## start
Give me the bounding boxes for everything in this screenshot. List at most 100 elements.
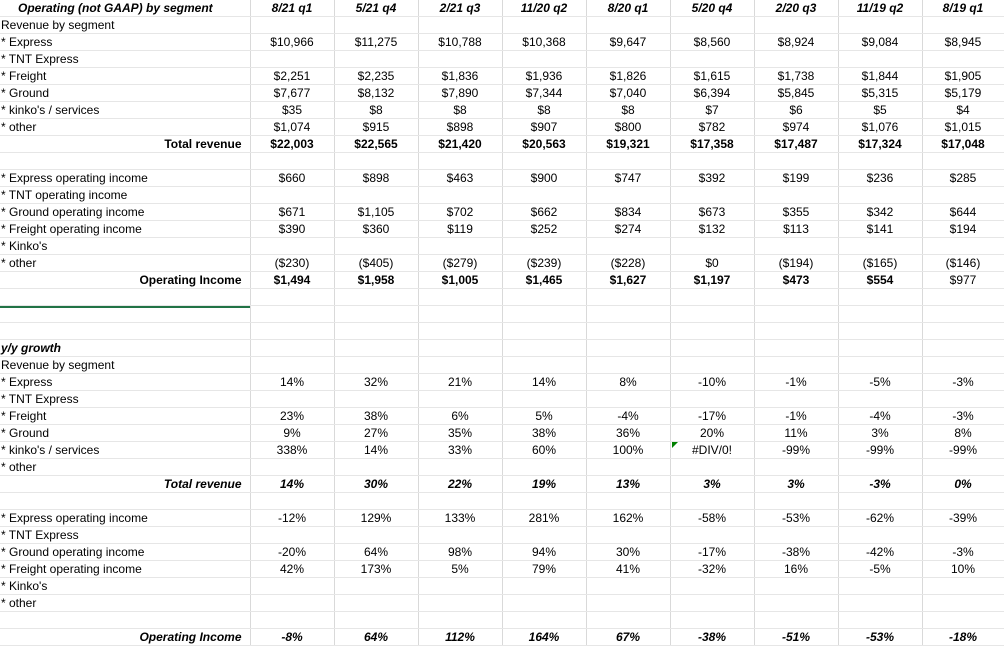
table-cell[interactable]	[838, 186, 923, 204]
table-cell[interactable]: 38%	[334, 407, 419, 425]
table-cell[interactable]	[334, 288, 419, 306]
table-cell[interactable]	[838, 16, 923, 34]
row-label[interactable]: Revenue by segment	[0, 356, 251, 374]
row-label[interactable]: * Express	[0, 373, 251, 391]
row-label[interactable]: Total revenue	[0, 475, 251, 493]
table-cell[interactable]	[334, 492, 419, 510]
table-cell[interactable]: $1,494	[250, 271, 335, 289]
table-cell[interactable]	[838, 305, 923, 323]
table-cell[interactable]	[670, 237, 755, 255]
table-cell[interactable]: $390	[250, 220, 335, 238]
table-cell[interactable]: $1,936	[502, 67, 587, 85]
table-cell[interactable]: -53%	[754, 509, 839, 527]
row-label[interactable]: * Kinko's	[0, 237, 251, 255]
table-cell[interactable]: 23%	[250, 407, 335, 425]
table-cell[interactable]: $1,905	[922, 67, 1004, 85]
table-cell[interactable]	[334, 305, 419, 323]
table-cell[interactable]: $7,344	[502, 84, 587, 102]
table-cell[interactable]: $1,627	[586, 271, 671, 289]
table-cell[interactable]: $5,845	[754, 84, 839, 102]
table-cell[interactable]	[418, 611, 503, 629]
table-cell[interactable]: #DIV/0!	[670, 441, 755, 459]
table-cell[interactable]	[838, 611, 923, 629]
table-cell[interactable]: 30%	[334, 475, 419, 493]
table-cell[interactable]	[670, 50, 755, 68]
table-cell[interactable]: $1,105	[334, 203, 419, 221]
table-cell[interactable]	[250, 237, 335, 255]
table-cell[interactable]	[754, 152, 839, 170]
table-cell[interactable]	[586, 526, 671, 544]
table-cell[interactable]	[334, 16, 419, 34]
table-cell[interactable]: $4	[922, 101, 1004, 119]
table-cell[interactable]: 60%	[502, 441, 587, 459]
table-cell[interactable]	[922, 526, 1004, 544]
row-label[interactable]	[0, 305, 251, 323]
table-cell[interactable]: 162%	[586, 509, 671, 527]
table-cell[interactable]: $10,966	[250, 33, 335, 51]
table-cell[interactable]	[922, 186, 1004, 204]
table-cell[interactable]: 38%	[502, 424, 587, 442]
table-cell[interactable]	[586, 594, 671, 612]
table-cell[interactable]: 14%	[502, 373, 587, 391]
row-label[interactable]: * other	[0, 118, 251, 136]
table-cell[interactable]	[670, 305, 755, 323]
table-cell[interactable]: ($228)	[586, 254, 671, 272]
table-cell[interactable]	[754, 492, 839, 510]
table-cell[interactable]: $554	[838, 271, 923, 289]
table-cell[interactable]	[502, 152, 587, 170]
table-cell[interactable]	[754, 611, 839, 629]
table-cell[interactable]: $1,958	[334, 271, 419, 289]
table-cell[interactable]: 35%	[418, 424, 503, 442]
table-cell[interactable]: $355	[754, 203, 839, 221]
row-label[interactable]	[0, 152, 251, 170]
table-cell[interactable]: $285	[922, 169, 1004, 187]
row-label[interactable]: * TNT Express	[0, 390, 251, 408]
table-cell[interactable]	[418, 526, 503, 544]
table-cell[interactable]	[838, 594, 923, 612]
table-cell[interactable]	[502, 288, 587, 306]
table-cell[interactable]	[922, 16, 1004, 34]
table-cell[interactable]: -42%	[838, 543, 923, 561]
table-cell[interactable]: $463	[418, 169, 503, 187]
table-cell[interactable]: 11%	[754, 424, 839, 442]
table-cell[interactable]: 67%	[586, 628, 671, 646]
table-cell[interactable]	[250, 322, 335, 340]
table-cell[interactable]: 173%	[334, 560, 419, 578]
table-cell[interactable]: $1,197	[670, 271, 755, 289]
table-cell[interactable]	[334, 50, 419, 68]
table-cell[interactable]	[586, 339, 671, 357]
table-cell[interactable]: -1%	[754, 373, 839, 391]
table-cell[interactable]: ($279)	[418, 254, 503, 272]
table-cell[interactable]	[670, 594, 755, 612]
table-cell[interactable]	[838, 322, 923, 340]
table-cell[interactable]: $236	[838, 169, 923, 187]
table-cell[interactable]: 98%	[418, 543, 503, 561]
table-cell[interactable]: $360	[334, 220, 419, 238]
row-label[interactable]: * Freight	[0, 67, 251, 85]
table-cell[interactable]	[922, 339, 1004, 357]
column-header[interactable]: 5/20 q4	[670, 0, 755, 17]
table-cell[interactable]	[922, 237, 1004, 255]
table-cell[interactable]: $662	[502, 203, 587, 221]
table-cell[interactable]	[670, 458, 755, 476]
table-cell[interactable]: $8,945	[922, 33, 1004, 51]
table-cell[interactable]: 112%	[418, 628, 503, 646]
table-cell[interactable]: 20%	[670, 424, 755, 442]
table-cell[interactable]	[670, 577, 755, 595]
table-cell[interactable]	[754, 594, 839, 612]
table-cell[interactable]	[922, 356, 1004, 374]
table-cell[interactable]: $2,235	[334, 67, 419, 85]
table-cell[interactable]: $1,844	[838, 67, 923, 85]
table-cell[interactable]	[502, 356, 587, 374]
table-cell[interactable]	[418, 492, 503, 510]
table-cell[interactable]: $702	[418, 203, 503, 221]
table-cell[interactable]: $141	[838, 220, 923, 238]
column-header[interactable]: 11/20 q2	[502, 0, 587, 17]
table-cell[interactable]: 79%	[502, 560, 587, 578]
table-cell[interactable]	[250, 594, 335, 612]
table-cell[interactable]: -20%	[250, 543, 335, 561]
table-cell[interactable]	[418, 152, 503, 170]
table-cell[interactable]	[754, 50, 839, 68]
row-label[interactable]: * Express operating income	[0, 169, 251, 187]
table-cell[interactable]: 3%	[670, 475, 755, 493]
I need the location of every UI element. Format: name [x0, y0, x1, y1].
## end
[Exercise description] Extract every line of the rows above that contains the string "label", matching case exactly.

[Full solution]
row-label[interactable]: Revenue by segment	[0, 356, 251, 374]
row-label[interactable]: * Express	[0, 373, 251, 391]
row-label[interactable]: Total revenue	[0, 475, 251, 493]
row-label[interactable]: * Kinko's	[0, 237, 251, 255]
row-label[interactable]	[0, 305, 251, 323]
row-label[interactable]: * other	[0, 118, 251, 136]
row-label[interactable]	[0, 152, 251, 170]
row-label[interactable]: * TNT Express	[0, 390, 251, 408]
row-label[interactable]: * Freight	[0, 67, 251, 85]
row-label[interactable]: * Express operating income	[0, 169, 251, 187]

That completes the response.